Task prompt – Scan the material for the word "only", and copy each line where it shows up.

--- Provided data ---

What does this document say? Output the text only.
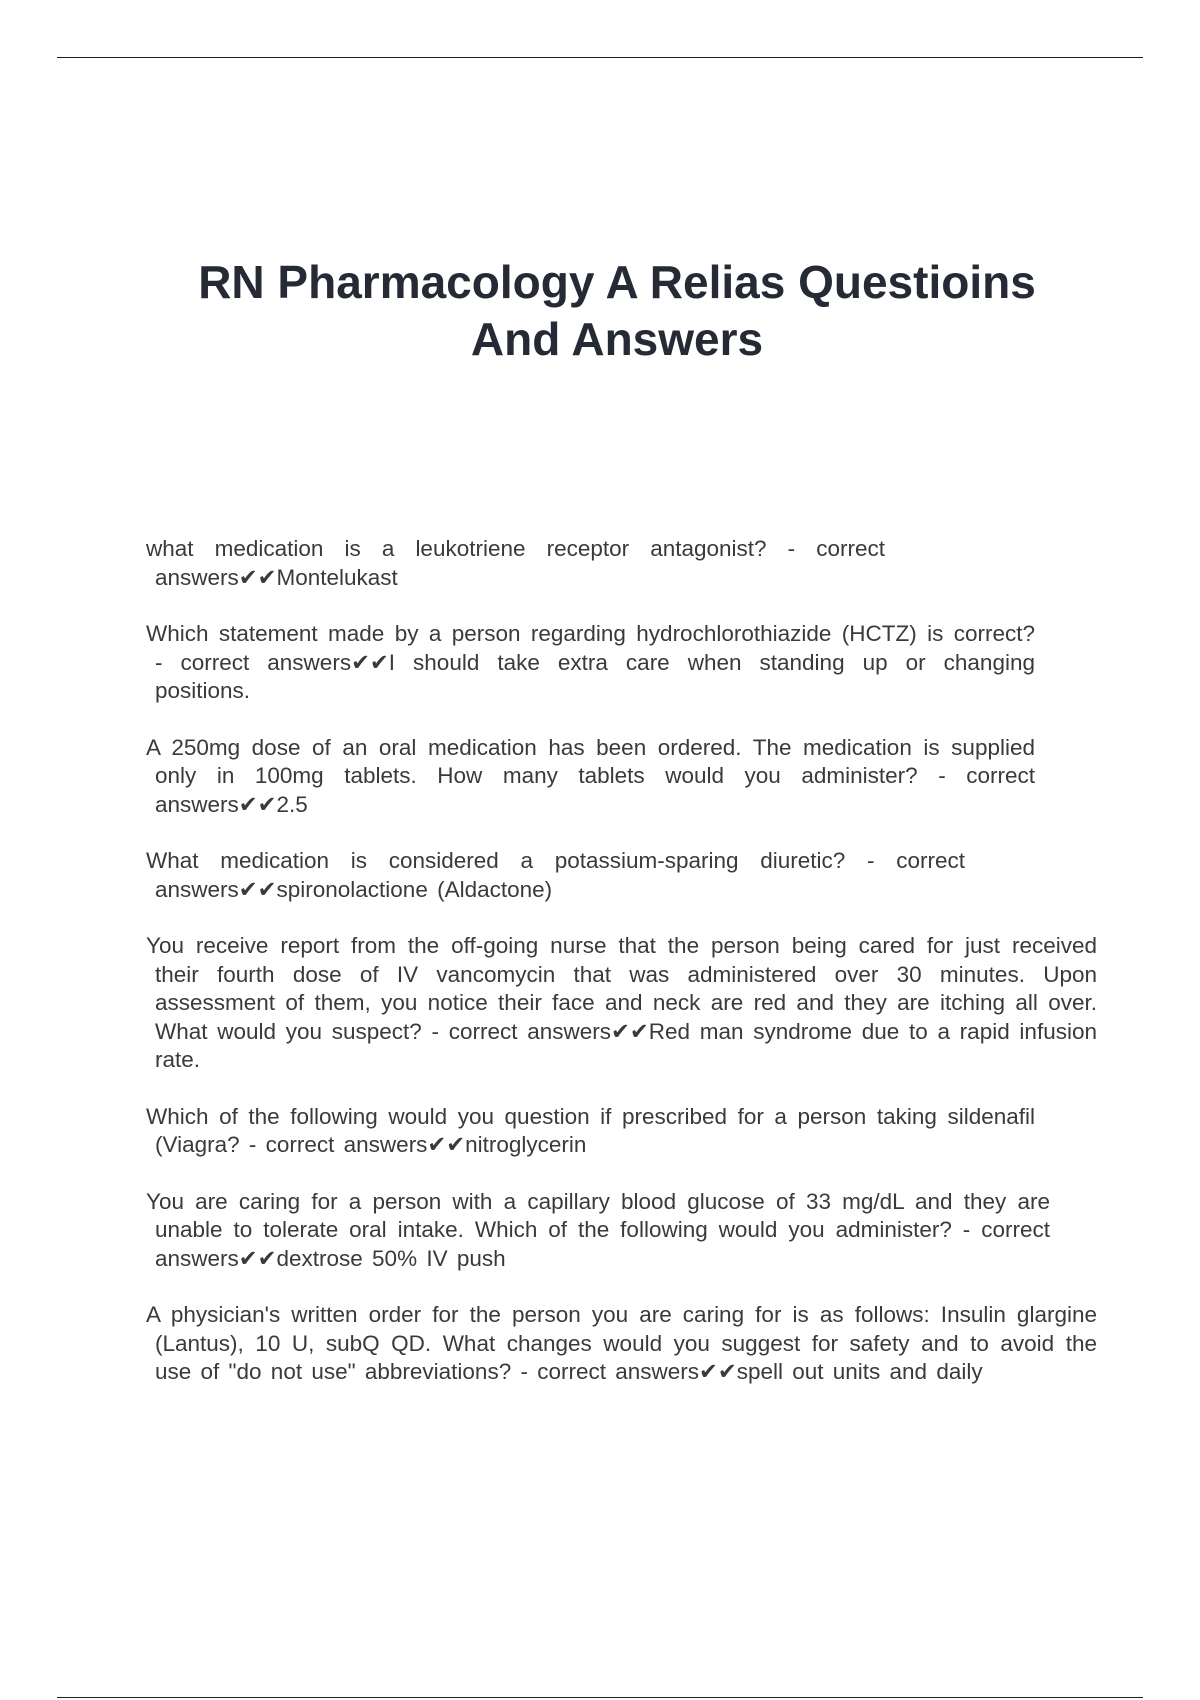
RN Pharmacology A Relias Questioins
And Answers
what medication is a leukotriene receptor antagonist? - correct answers✔✔Montelukast
Which statement made by a person regarding hydrochlorothiazide (HCTZ) is correct? - correct answers✔✔I should take extra care when standing up or changing positions.
A 250mg dose of an oral medication has been ordered. The medication is supplied only in 100mg tablets. How many tablets would you administer? - correct answers✔✔2.5
What medication is considered a potassium-sparing diuretic? - correct answers✔✔spironolactione (Aldactone)
You receive report from the off-going nurse that the person being cared for just received their fourth dose of IV vancomycin that was administered over 30 minutes. Upon assessment of them, you notice their face and neck are red and they are itching all over. What would you suspect? - correct answers✔✔Red man syndrome due to a rapid infusion rate.
Which of the following would you question if prescribed for a person taking sildenafil (Viagra? - correct answers✔✔nitroglycerin
You are caring for a person with a capillary blood glucose of 33 mg/dL and they are unable to tolerate oral intake. Which of the following would you administer? - correct answers✔✔dextrose 50% IV push
A physician's written order for the person you are caring for is as follows: Insulin glargine (Lantus), 10 U, subQ QD. What changes would you suggest for safety and to avoid the use of "do not use" abbreviations? - correct answers✔✔spell out units and daily
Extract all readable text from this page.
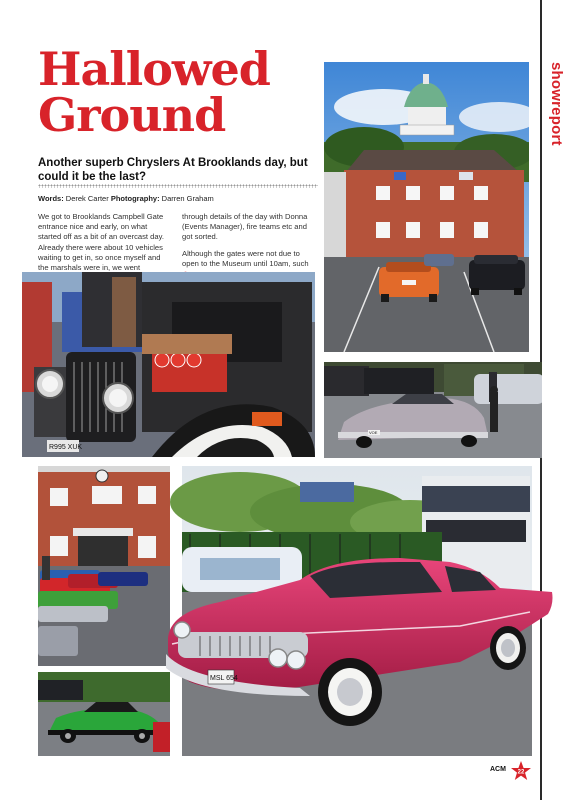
showreport
Hallowed
Ground
Another superb Chryslers At Brooklands day, but could it be the last?
Words: Derek Carter Photography: Darren Graham

We got to Brooklands Campbell Gate entrance nice and early, on what started off as a bit of an overcast day. Already there were about 10 vehicles waiting to get in, so once myself and the marshals were in, we went

through details of the day with Donna (Events Manager), fire teams etc and got sorted.

Although the gates were not due to open to the Museum until 10am, such

R995 XUK
VOE
MSL 654
ACM 22
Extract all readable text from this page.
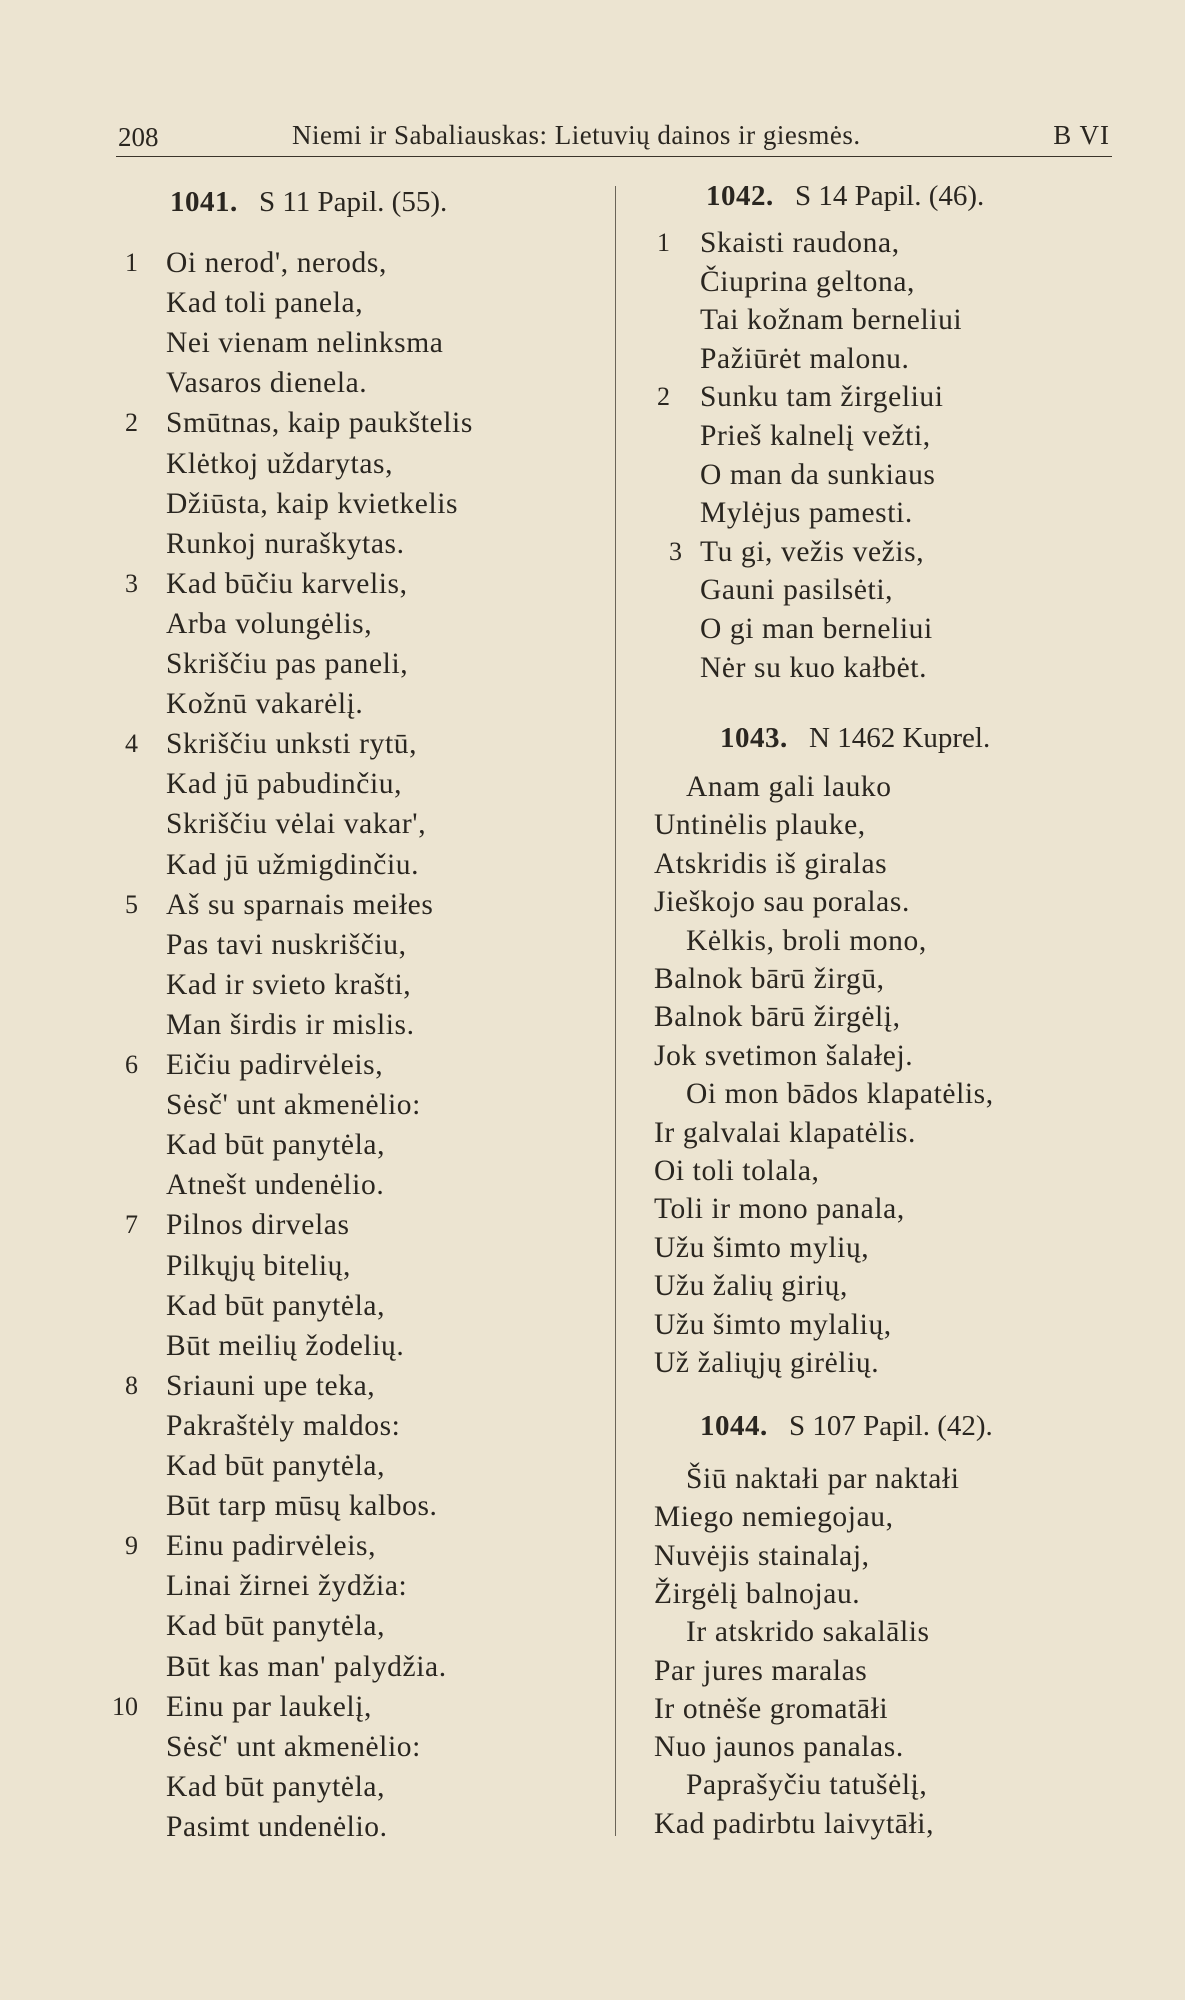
208	Niemi ir Sabaliauskas: Lietuvių dainos ir giesmės.	B VI
1041. S 11 Papil. (55).
1 Oi nerod', nerods,
Kad toli panela,
Nei vienam nelinksma
Vasaros dienela.
2 Smūtnas, kaip paukštelis
Klėtkoj uždarytas,
Džiūsta, kaip kvietkelis
Runkoj nuraškytas.
3 Kad būčiu karvelis,
Arba volungėlis,
Skriščiu pas paneli,
Kožnū vakarėlį.
4 Skriščiu unksti rytū,
Kad jū pabudinčiu,
Skriščiu vėlai vakar',
Kad jū užmigdinčiu.
5 Aš su sparnais meiłes
Pas tavi nuskriščiu,
Kad ir svieto krašti,
Man širdis ir mislis.
6 Eičiu padirvėleis,
Sėsč' unt akmenėlio:
Kad būt panytėla,
Atnešt undenėlio.
7 Pilnos dirvelas
Pilkųjų bitelių,
Kad būt panytėla,
Būt meilių žodelių.
8 Sriauni upe teka,
Pakraštėly maldos:
Kad būt panytėla,
Būt tarp mūsų kalbos.
9 Einu padirvėleis,
Linai žirnei žydžia:
Kad būt panytėla,
Būt kas man' palydžia.
10 Einu par laukelį,
Sėsč' unt akmenėlio:
Kad būt panytėla,
Pasimt undenėlio.
1042. S 14 Papil. (46).
1 Skaisti raudona,
Čiuprina geltona,
Tai kožnam berneliui
Pažiūrėt malonu.
2 Sunku tam žirgeliui
Prieš kalnelį vežti,
O man da sunkiaus
Mylėjus pamesti.
3 Tu gi, vežis vežis,
Gauni pasilsėti,
O gi man berneliui
Nėr su kuo kałbėt.
1043. N 1462 Kuprel.
Anam gali lauko
Untinėlis plauke,
Atskridis iš giralas
Jieškojo sau poralas.
Kėlkis, broli mono,
Balnok bārū žirgū,
Balnok bārū žirgėlį,
Jok svetimon šalałej.
Oi mon bādos klapatėlis,
Ir galvalai klapatėlis.
Oi toli tolala,
Toli ir mono panala,
Užu šimto mylių,
Užu žalių girių,
Užu šimto mylalių,
Už žaliųjų girėlių.
1044. S 107 Papil. (42).
Šiū naktałi par naktałi
Miego nemiegojau,
Nuvėjis stainalaj,
Žirgėlį balnojau.
Ir atskrido sakalālis
Par jures maralas
Ir otnėše gromatāłi
Nuo jaunos panalas.
Paprašyčiu tatušėlį,
Kad padirbtu laivytāłi,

---

The reply –
What does this document say? Output the text only.
A 250mg dose of an oral medication has been ordered. The medication is supplied only in 100mg tablets. How many tablets would you administer? - correct answers✔✔2.5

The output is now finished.